Exercise directions:
Retype the listing that follows, word for word.

──────

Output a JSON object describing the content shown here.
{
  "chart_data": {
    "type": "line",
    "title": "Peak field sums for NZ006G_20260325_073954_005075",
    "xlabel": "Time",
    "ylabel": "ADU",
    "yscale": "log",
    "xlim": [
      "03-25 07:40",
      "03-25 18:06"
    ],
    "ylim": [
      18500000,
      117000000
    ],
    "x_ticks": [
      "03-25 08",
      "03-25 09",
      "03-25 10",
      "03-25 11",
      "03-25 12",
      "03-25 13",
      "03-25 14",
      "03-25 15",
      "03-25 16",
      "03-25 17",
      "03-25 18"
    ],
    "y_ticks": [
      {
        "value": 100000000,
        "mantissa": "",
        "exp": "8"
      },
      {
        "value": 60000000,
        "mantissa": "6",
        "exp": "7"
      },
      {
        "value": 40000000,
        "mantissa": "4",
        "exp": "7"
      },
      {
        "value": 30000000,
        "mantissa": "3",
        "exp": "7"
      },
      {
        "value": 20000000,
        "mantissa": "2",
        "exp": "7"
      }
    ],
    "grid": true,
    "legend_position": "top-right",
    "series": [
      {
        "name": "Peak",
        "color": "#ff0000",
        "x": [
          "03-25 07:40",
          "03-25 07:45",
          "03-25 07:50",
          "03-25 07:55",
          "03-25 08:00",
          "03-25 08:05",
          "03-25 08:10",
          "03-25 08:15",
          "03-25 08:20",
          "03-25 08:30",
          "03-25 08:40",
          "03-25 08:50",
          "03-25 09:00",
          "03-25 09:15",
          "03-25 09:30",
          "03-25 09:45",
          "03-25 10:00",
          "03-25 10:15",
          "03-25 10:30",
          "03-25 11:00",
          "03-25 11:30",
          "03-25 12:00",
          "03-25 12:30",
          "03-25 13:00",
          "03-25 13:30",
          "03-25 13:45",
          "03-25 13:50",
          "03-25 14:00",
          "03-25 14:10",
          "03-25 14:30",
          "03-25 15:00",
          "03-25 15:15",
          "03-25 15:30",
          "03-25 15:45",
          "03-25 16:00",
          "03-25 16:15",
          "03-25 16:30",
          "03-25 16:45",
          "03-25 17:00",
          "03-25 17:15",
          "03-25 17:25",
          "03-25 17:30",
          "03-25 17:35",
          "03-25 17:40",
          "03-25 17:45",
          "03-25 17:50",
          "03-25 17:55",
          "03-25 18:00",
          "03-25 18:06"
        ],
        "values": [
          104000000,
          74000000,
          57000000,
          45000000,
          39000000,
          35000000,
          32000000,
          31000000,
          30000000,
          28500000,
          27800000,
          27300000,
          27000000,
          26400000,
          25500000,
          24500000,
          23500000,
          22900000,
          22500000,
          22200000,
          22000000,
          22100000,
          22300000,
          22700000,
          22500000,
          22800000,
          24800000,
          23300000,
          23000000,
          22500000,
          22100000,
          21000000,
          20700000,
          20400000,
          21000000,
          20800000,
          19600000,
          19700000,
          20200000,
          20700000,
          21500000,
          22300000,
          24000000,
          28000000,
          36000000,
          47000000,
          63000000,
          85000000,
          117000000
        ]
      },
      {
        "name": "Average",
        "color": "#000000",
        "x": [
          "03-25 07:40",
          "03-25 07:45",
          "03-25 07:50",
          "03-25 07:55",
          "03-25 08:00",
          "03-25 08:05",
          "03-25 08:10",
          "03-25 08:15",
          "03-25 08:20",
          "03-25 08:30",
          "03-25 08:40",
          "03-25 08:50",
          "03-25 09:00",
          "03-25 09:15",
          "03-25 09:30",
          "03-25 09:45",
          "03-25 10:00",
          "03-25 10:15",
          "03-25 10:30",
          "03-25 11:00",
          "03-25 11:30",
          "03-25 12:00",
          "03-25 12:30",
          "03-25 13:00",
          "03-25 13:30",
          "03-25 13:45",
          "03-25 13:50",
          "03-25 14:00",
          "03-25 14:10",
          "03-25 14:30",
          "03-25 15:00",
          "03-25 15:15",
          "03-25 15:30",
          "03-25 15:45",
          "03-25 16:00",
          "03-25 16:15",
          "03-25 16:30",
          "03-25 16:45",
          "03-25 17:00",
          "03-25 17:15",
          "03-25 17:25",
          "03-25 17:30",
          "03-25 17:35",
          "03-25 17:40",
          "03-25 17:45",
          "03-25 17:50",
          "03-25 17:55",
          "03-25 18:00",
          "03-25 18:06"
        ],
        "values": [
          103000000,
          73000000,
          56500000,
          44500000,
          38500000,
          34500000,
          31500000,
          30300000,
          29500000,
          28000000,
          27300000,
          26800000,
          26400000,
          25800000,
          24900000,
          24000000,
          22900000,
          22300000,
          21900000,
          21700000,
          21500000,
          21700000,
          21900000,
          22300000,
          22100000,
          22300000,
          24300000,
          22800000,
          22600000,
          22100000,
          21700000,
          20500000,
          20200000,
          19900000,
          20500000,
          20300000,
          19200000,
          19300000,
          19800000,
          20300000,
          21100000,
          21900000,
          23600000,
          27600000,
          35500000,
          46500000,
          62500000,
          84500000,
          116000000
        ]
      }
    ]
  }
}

──────

Answer to this task:
Output a JSON object describing the content shown here.
{
  "chart_data": {
    "type": "line",
    "title": "Peak field sums for NZ006G_20260325_073954_005075",
    "xlabel": "Time",
    "ylabel": "ADU",
    "yscale": "log",
    "xlim": [
      "03-25 07:40",
      "03-25 18:06"
    ],
    "ylim": [
      18500000,
      117000000
    ],
    "x_ticks": [
      "03-25 08",
      "03-25 09",
      "03-25 10",
      "03-25 11",
      "03-25 12",
      "03-25 13",
      "03-25 14",
      "03-25 15",
      "03-25 16",
      "03-25 17",
      "03-25 18"
    ],
    "y_ticks": [
      {
        "value": 100000000,
        "mantissa": "",
        "exp": "8"
      },
      {
        "value": 60000000,
        "mantissa": "6",
        "exp": "7"
      },
      {
        "value": 40000000,
        "mantissa": "4",
        "exp": "7"
      },
      {
        "value": 30000000,
        "mantissa": "3",
        "exp": "7"
      },
      {
        "value": 20000000,
        "mantissa": "2",
        "exp": "7"
      }
    ],
    "grid": true,
    "legend_position": "top-right",
    "series": [
      {
        "name": "Peak",
        "color": "#ff0000",
        "x": [
          "03-25 07:40",
          "03-25 07:45",
          "03-25 07:50",
          "03-25 07:55",
          "03-25 08:00",
          "03-25 08:05",
          "03-25 08:10",
          "03-25 08:15",
          "03-25 08:20",
          "03-25 08:30",
          "03-25 08:40",
          "03-25 08:50",
          "03-25 09:00",
          "03-25 09:15",
          "03-25 09:30",
          "03-25 09:45",
          "03-25 10:00",
          "03-25 10:15",
          "03-25 10:30",
          "03-25 11:00",
          "03-25 11:30",
          "03-25 12:00",
          "03-25 12:30",
          "03-25 13:00",
          "03-25 13:30",
          "03-25 13:45",
          "03-25 13:50",
          "03-25 14:00",
          "03-25 14:10",
          "03-25 14:30",
          "03-25 15:00",
          "03-25 15:15",
          "03-25 15:30",
          "03-25 15:45",
          "03-25 16:00",
          "03-25 16:15",
          "03-25 16:30",
          "03-25 16:45",
          "03-25 17:00",
          "03-25 17:15",
          "03-25 17:25",
          "03-25 17:30",
          "03-25 17:35",
          "03-25 17:40",
          "03-25 17:45",
          "03-25 17:50",
          "03-25 17:55",
          "03-25 18:00",
          "03-25 18:06"
        ],
        "values": [
          104000000,
          74000000,
          57000000,
          45000000,
          39000000,
          35000000,
          32000000,
          31000000,
          30000000,
          28500000,
          27800000,
          27300000,
          27000000,
          26400000,
          25500000,
          24500000,
          23500000,
          22900000,
          22500000,
          22200000,
          22000000,
          22100000,
          22300000,
          22700000,
          22500000,
          22800000,
          24800000,
          23300000,
          23000000,
          22500000,
          22100000,
          21000000,
          20700000,
          20400000,
          21000000,
          20800000,
          19600000,
          19700000,
          20200000,
          20700000,
          21500000,
          22300000,
          24000000,
          28000000,
          36000000,
          47000000,
          63000000,
          85000000,
          117000000
        ]
      },
      {
        "name": "Average",
        "color": "#000000",
        "x": [
          "03-25 07:40",
          "03-25 07:45",
          "03-25 07:50",
          "03-25 07:55",
          "03-25 08:00",
          "03-25 08:05",
          "03-25 08:10",
          "03-25 08:15",
          "03-25 08:20",
          "03-25 08:30",
          "03-25 08:40",
          "03-25 08:50",
          "03-25 09:00",
          "03-25 09:15",
          "03-25 09:30",
          "03-25 09:45",
          "03-25 10:00",
          "03-25 10:15",
          "03-25 10:30",
          "03-25 11:00",
          "03-25 11:30",
          "03-25 12:00",
          "03-25 12:30",
          "03-25 13:00",
          "03-25 13:30",
          "03-25 13:45",
          "03-25 13:50",
          "03-25 14:00",
          "03-25 14:10",
          "03-25 14:30",
          "03-25 15:00",
          "03-25 15:15",
          "03-25 15:30",
          "03-25 15:45",
          "03-25 16:00",
          "03-25 16:15",
          "03-25 16:30",
          "03-25 16:45",
          "03-25 17:00",
          "03-25 17:15",
          "03-25 17:25",
          "03-25 17:30",
          "03-25 17:35",
          "03-25 17:40",
          "03-25 17:45",
          "03-25 17:50",
          "03-25 17:55",
          "03-25 18:00",
          "03-25 18:06"
        ],
        "values": [
          103000000,
          73000000,
          56500000,
          44500000,
          38500000,
          34500000,
          31500000,
          30300000,
          29500000,
          28000000,
          27300000,
          26800000,
          26400000,
          25800000,
          24900000,
          24000000,
          22900000,
          22300000,
          21900000,
          21700000,
          21500000,
          21700000,
          21900000,
          22300000,
          22100000,
          22300000,
          24300000,
          22800000,
          22600000,
          22100000,
          21700000,
          20500000,
          20200000,
          19900000,
          20500000,
          20300000,
          19200000,
          19300000,
          19800000,
          20300000,
          21100000,
          21900000,
          23600000,
          27600000,
          35500000,
          46500000,
          62500000,
          84500000,
          116000000
        ]
      }
    ]
  }
}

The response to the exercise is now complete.